◆ Your task ◆
The records below are to be copied word for word, with every picture left out.

◆ Data records ◆
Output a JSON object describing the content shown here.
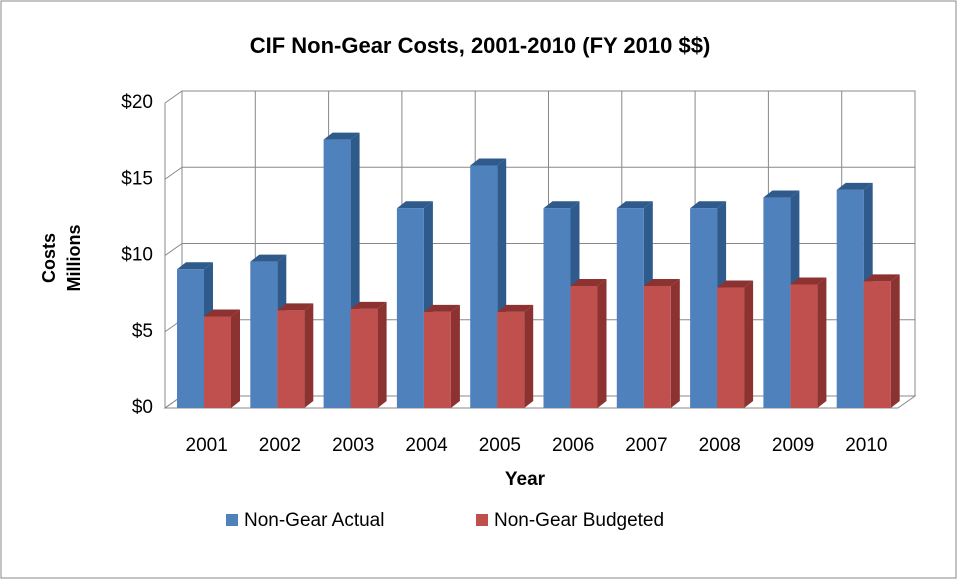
{
  "chart_data": {
    "type": "bar3d",
    "title": "CIF Non-Gear Costs, 2001-2010 (FY 2010 $$)",
    "y_label": "Costs",
    "y_unit_label": "Millions",
    "x_label": "Year",
    "categories": [
      "2001",
      "2002",
      "2003",
      "2004",
      "2005",
      "2006",
      "2007",
      "2008",
      "2009",
      "2010"
    ],
    "series": [
      {
        "name": "Non-Gear Actual",
        "color": "#4f81bd",
        "side": "#2f5a8c",
        "values": [
          9.1,
          9.6,
          17.6,
          13.1,
          15.9,
          13.1,
          13.1,
          13.1,
          13.8,
          14.3
        ]
      },
      {
        "name": "Non-Gear Budgeted",
        "color": "#c0504d",
        "side": "#8c3230",
        "values": [
          6.0,
          6.4,
          6.5,
          6.3,
          6.3,
          8.0,
          8.0,
          7.9,
          8.1,
          8.3
        ]
      }
    ],
    "ylim": [
      0,
      20
    ],
    "yticks": [
      {
        "value": 0,
        "label": "$0"
      },
      {
        "value": 5,
        "label": "$5"
      },
      {
        "value": 10,
        "label": "$10"
      },
      {
        "value": 15,
        "label": "$15"
      },
      {
        "value": 20,
        "label": "$20"
      }
    ],
    "grid": true,
    "legend": "bottom"
  }
}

◆ Correct response ◆
Output a JSON object describing the content shown here.
{
  "chart_data": {
    "type": "bar3d",
    "title": "CIF Non-Gear Costs, 2001-2010 (FY 2010 $$)",
    "y_label": "Costs",
    "y_unit_label": "Millions",
    "x_label": "Year",
    "categories": [
      "2001",
      "2002",
      "2003",
      "2004",
      "2005",
      "2006",
      "2007",
      "2008",
      "2009",
      "2010"
    ],
    "series": [
      {
        "name": "Non-Gear Actual",
        "color": "#4f81bd",
        "side": "#2f5a8c",
        "values": [
          9.1,
          9.6,
          17.6,
          13.1,
          15.9,
          13.1,
          13.1,
          13.1,
          13.8,
          14.3
        ]
      },
      {
        "name": "Non-Gear Budgeted",
        "color": "#c0504d",
        "side": "#8c3230",
        "values": [
          6.0,
          6.4,
          6.5,
          6.3,
          6.3,
          8.0,
          8.0,
          7.9,
          8.1,
          8.3
        ]
      }
    ],
    "ylim": [
      0,
      20
    ],
    "yticks": [
      {
        "value": 0,
        "label": "$0"
      },
      {
        "value": 5,
        "label": "$5"
      },
      {
        "value": 10,
        "label": "$10"
      },
      {
        "value": 15,
        "label": "$15"
      },
      {
        "value": 20,
        "label": "$20"
      }
    ],
    "grid": true,
    "legend": "bottom"
  }
}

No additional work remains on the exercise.